### EXERCISE DATA

::::

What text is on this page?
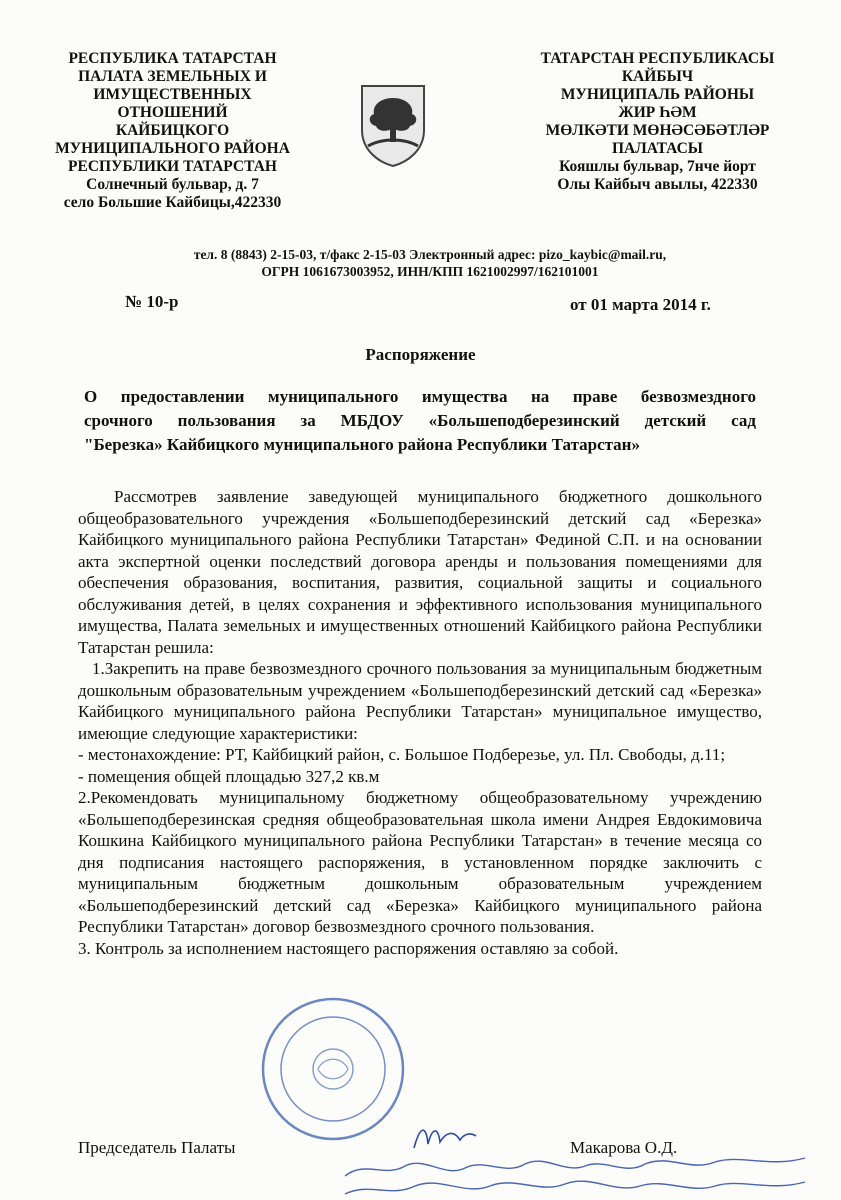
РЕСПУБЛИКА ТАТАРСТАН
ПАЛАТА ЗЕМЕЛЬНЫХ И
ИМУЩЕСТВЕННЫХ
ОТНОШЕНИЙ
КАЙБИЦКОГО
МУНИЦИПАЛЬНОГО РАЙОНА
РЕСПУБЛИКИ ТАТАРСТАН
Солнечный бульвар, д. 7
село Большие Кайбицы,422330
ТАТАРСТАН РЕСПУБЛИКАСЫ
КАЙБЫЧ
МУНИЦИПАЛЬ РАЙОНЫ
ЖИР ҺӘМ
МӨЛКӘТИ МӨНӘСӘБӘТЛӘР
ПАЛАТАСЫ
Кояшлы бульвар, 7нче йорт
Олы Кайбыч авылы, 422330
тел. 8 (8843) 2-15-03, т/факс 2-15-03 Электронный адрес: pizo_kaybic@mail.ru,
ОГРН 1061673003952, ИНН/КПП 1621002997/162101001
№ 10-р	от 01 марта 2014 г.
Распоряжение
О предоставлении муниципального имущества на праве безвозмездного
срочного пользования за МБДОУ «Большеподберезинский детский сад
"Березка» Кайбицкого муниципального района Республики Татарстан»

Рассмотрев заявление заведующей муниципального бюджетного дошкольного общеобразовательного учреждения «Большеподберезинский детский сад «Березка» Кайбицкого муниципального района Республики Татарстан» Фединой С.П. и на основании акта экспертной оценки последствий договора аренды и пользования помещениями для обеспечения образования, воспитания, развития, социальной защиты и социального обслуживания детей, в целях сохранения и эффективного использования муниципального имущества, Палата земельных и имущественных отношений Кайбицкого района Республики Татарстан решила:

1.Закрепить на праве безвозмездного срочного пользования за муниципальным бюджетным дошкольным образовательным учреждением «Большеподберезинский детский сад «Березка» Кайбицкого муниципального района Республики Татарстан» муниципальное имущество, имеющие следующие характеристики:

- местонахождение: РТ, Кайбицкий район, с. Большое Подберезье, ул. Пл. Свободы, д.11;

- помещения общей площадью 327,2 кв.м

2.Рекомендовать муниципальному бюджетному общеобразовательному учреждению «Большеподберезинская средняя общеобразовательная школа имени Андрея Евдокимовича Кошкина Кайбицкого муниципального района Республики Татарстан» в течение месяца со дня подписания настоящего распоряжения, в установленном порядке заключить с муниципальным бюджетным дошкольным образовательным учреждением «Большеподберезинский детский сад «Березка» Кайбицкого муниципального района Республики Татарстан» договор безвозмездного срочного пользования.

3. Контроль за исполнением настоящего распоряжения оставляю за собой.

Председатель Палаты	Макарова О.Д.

::::

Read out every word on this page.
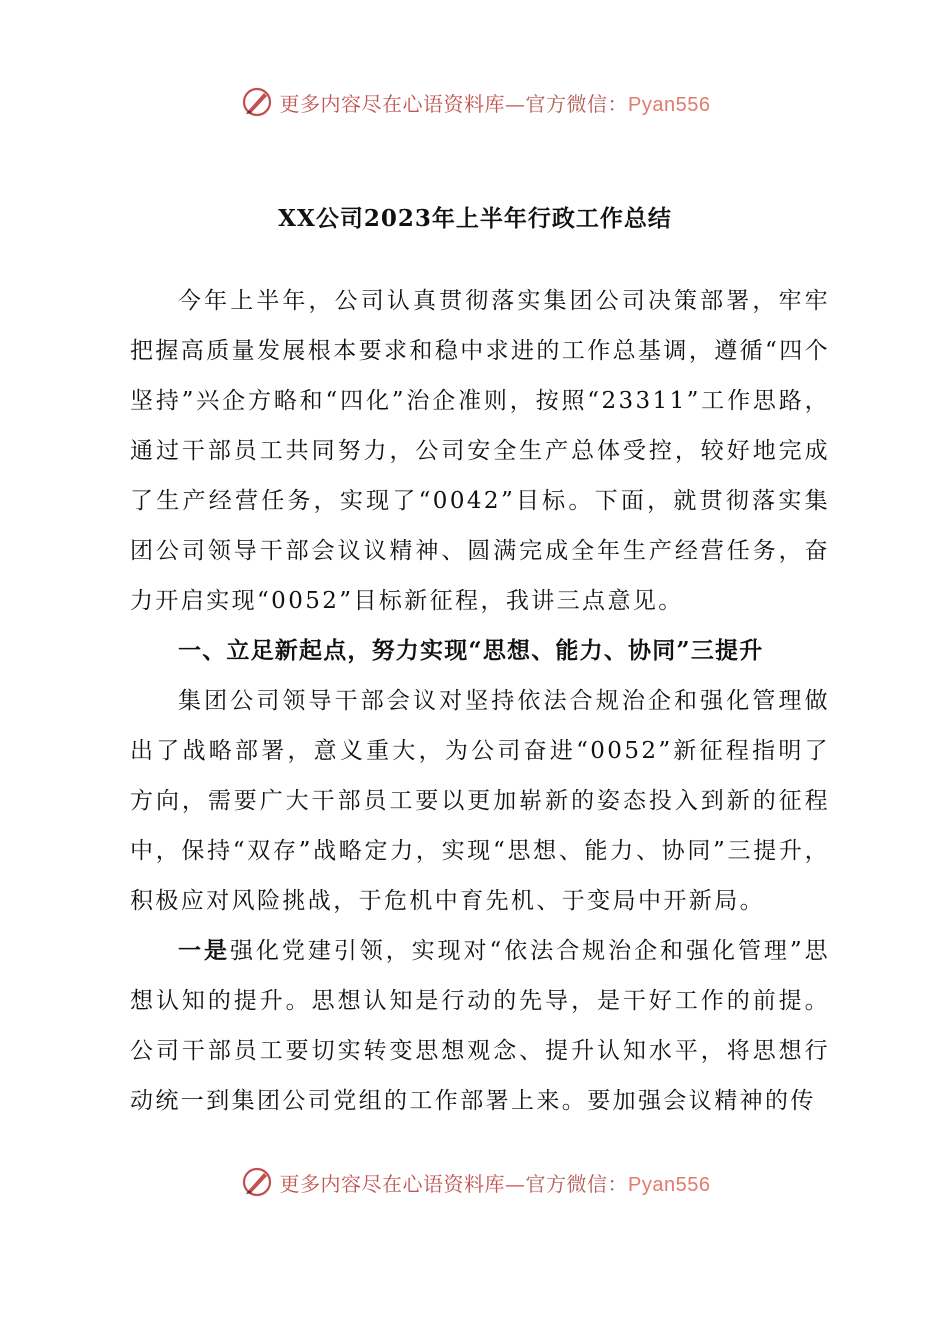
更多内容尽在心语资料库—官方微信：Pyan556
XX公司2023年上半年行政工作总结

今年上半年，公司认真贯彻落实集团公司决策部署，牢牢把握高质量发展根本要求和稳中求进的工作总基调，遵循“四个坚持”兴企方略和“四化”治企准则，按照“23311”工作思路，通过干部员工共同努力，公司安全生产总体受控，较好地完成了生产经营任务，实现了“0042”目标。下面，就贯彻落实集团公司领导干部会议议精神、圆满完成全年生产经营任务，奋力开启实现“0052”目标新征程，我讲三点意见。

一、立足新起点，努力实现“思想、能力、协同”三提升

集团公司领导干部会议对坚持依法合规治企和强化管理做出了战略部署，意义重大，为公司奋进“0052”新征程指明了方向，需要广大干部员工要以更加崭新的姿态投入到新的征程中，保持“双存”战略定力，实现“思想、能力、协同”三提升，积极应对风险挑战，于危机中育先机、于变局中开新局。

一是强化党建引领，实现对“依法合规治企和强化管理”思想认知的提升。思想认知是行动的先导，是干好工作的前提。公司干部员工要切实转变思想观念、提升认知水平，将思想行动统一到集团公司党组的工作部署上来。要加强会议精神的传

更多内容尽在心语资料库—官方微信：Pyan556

::::

Every line in the data that holds "page" should be copied out.

### ANSWER TO THIS PROBLEM
What text is on this page?
Read out every word on this page.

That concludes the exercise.